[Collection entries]
○ ○ ○ ○ ○

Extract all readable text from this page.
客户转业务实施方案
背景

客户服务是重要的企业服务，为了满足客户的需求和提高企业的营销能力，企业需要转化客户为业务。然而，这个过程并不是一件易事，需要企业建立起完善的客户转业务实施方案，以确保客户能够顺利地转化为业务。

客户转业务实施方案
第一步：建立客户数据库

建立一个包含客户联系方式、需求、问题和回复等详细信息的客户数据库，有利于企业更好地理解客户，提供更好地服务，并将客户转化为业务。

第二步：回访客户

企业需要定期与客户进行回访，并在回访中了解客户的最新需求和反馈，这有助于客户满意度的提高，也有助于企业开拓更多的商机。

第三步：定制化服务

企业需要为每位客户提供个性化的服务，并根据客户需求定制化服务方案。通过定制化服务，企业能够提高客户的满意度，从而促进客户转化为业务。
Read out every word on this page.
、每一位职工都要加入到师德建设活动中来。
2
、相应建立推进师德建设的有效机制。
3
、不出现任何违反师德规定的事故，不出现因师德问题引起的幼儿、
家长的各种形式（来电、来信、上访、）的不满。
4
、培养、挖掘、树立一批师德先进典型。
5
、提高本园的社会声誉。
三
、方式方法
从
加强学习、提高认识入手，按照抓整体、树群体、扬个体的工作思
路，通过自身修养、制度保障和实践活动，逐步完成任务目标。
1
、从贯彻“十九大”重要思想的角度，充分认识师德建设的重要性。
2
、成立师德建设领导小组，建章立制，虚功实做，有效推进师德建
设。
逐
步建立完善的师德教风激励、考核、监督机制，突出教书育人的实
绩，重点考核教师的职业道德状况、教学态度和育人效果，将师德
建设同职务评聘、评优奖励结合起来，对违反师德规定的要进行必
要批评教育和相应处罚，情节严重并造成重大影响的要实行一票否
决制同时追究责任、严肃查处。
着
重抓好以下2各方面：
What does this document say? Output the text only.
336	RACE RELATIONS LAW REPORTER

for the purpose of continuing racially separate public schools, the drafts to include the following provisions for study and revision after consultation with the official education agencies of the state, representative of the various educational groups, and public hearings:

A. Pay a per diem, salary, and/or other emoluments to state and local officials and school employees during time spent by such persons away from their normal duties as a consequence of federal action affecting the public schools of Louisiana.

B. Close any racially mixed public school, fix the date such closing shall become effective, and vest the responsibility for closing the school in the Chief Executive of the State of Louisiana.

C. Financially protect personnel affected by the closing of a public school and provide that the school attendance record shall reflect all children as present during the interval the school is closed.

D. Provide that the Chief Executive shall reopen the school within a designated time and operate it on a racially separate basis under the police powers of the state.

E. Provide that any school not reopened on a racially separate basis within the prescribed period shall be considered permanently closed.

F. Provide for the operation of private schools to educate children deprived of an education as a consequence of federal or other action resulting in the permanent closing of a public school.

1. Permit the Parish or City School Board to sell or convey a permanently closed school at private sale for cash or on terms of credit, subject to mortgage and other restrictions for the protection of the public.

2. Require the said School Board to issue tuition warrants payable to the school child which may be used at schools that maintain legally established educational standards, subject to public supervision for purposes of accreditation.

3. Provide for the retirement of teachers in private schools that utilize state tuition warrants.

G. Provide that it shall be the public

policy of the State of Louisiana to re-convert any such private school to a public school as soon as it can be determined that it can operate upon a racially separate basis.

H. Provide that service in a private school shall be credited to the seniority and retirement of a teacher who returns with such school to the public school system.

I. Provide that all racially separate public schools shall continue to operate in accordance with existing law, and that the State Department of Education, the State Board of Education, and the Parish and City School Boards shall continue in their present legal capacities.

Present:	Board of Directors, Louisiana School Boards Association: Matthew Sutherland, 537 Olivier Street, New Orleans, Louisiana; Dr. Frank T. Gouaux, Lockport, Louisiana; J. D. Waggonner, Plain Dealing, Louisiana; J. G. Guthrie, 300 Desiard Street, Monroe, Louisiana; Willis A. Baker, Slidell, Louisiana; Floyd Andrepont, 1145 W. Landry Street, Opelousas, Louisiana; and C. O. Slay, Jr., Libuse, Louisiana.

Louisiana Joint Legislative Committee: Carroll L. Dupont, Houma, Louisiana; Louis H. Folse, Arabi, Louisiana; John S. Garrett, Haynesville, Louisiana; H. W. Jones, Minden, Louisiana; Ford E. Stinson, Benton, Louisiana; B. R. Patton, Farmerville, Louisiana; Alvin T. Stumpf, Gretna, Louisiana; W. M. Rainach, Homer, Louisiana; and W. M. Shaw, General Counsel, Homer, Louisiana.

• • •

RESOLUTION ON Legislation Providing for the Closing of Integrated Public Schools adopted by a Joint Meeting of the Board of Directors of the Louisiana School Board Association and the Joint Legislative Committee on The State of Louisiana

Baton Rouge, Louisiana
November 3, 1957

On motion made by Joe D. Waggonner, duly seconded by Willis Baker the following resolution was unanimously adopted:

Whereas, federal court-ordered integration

○ ○ ○ ○ ○

◆ What to produce
Within the listing above, find every line containing the string "Committee" and return it.

◆ Answer below
Louisiana Joint Legislative Committee: Carroll L. Dupont, Houma, Louisiana; Louis H. Folse, Arabi, Louisiana; John S. Garrett, Haynesville, Louisiana; H. W. Jones, Minden, Louisiana; Ford E. Stinson, Benton, Louisiana; B. R. Patton, Farmerville, Louisiana; Alvin T. Stumpf, Gretna, Louisiana; W. M. Rainach, Homer, Louisiana; and W. M. Shaw, General Counsel, Homer, Louisiana.
RESOLUTION ON Legislation Providing for the Closing of Integrated Public Schools adopted by a Joint Meeting of the Board of Directors of the Louisiana School Board Association and the Joint Legislative Committee on The State of Louisiana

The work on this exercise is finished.